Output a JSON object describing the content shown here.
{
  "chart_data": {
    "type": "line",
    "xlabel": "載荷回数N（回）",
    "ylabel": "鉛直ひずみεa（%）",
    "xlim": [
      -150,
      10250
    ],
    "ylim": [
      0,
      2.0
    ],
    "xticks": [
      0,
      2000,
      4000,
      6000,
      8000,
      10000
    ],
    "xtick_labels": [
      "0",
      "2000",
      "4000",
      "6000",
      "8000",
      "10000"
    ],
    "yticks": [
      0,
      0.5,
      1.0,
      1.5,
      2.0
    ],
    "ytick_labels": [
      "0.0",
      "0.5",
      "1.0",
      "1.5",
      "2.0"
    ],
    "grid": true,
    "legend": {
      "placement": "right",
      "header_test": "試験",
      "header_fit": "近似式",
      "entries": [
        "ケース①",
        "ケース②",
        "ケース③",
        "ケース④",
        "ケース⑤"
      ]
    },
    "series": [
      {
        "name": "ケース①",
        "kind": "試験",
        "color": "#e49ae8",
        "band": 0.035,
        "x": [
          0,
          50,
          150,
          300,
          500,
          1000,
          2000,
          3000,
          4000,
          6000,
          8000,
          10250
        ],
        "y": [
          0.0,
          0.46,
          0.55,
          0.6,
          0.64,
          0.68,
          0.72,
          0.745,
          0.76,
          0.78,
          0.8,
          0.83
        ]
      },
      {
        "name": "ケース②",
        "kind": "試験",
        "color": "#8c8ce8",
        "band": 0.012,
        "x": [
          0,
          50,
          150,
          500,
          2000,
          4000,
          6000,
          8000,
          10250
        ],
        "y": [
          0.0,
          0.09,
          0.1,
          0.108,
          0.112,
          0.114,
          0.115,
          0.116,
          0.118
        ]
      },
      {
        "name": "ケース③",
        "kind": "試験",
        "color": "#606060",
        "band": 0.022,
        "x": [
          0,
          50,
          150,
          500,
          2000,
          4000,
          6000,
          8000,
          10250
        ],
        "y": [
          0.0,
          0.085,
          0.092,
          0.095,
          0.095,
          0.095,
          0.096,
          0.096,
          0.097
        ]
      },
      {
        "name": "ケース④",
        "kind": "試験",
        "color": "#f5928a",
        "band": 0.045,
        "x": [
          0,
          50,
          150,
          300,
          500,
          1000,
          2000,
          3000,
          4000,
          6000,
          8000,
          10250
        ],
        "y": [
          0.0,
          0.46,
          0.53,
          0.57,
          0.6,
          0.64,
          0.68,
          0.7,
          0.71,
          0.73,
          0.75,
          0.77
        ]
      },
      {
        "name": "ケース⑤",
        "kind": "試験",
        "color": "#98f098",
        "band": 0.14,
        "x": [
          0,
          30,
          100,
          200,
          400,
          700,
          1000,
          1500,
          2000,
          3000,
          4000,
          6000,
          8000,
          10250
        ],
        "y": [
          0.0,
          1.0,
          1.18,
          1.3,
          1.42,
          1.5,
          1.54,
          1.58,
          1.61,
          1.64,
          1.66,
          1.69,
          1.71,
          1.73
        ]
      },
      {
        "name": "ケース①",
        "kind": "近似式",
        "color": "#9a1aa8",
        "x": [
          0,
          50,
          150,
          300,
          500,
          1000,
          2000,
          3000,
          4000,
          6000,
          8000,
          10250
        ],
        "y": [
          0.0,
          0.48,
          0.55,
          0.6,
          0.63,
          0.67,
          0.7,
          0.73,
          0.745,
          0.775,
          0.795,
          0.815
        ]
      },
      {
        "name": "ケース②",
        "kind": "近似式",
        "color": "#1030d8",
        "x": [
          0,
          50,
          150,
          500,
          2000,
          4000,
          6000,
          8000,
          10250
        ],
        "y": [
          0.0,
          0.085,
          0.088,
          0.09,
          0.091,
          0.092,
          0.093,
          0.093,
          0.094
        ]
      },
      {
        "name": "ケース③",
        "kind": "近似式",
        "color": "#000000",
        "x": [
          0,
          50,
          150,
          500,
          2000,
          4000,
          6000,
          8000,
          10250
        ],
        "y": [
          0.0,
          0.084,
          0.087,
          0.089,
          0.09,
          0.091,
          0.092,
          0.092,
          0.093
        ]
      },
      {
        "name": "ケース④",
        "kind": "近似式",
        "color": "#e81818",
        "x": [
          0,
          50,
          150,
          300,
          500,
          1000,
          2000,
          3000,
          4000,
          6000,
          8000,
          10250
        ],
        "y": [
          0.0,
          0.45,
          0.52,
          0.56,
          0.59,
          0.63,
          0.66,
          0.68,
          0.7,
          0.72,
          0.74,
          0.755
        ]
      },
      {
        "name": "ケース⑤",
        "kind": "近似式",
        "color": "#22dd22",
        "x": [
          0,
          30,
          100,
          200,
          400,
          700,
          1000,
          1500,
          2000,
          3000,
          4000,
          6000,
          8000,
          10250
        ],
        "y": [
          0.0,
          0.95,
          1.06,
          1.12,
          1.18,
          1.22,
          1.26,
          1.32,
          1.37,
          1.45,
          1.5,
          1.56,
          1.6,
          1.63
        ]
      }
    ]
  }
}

════════

◆ **Exercise brief**
Return every line from the records above that holds the word "band".

◆ **Finished exercise**
        "band": 0.035,
        "band": 0.012,
        "band": 0.022,
        "band": 0.045,
        "band": 0.14,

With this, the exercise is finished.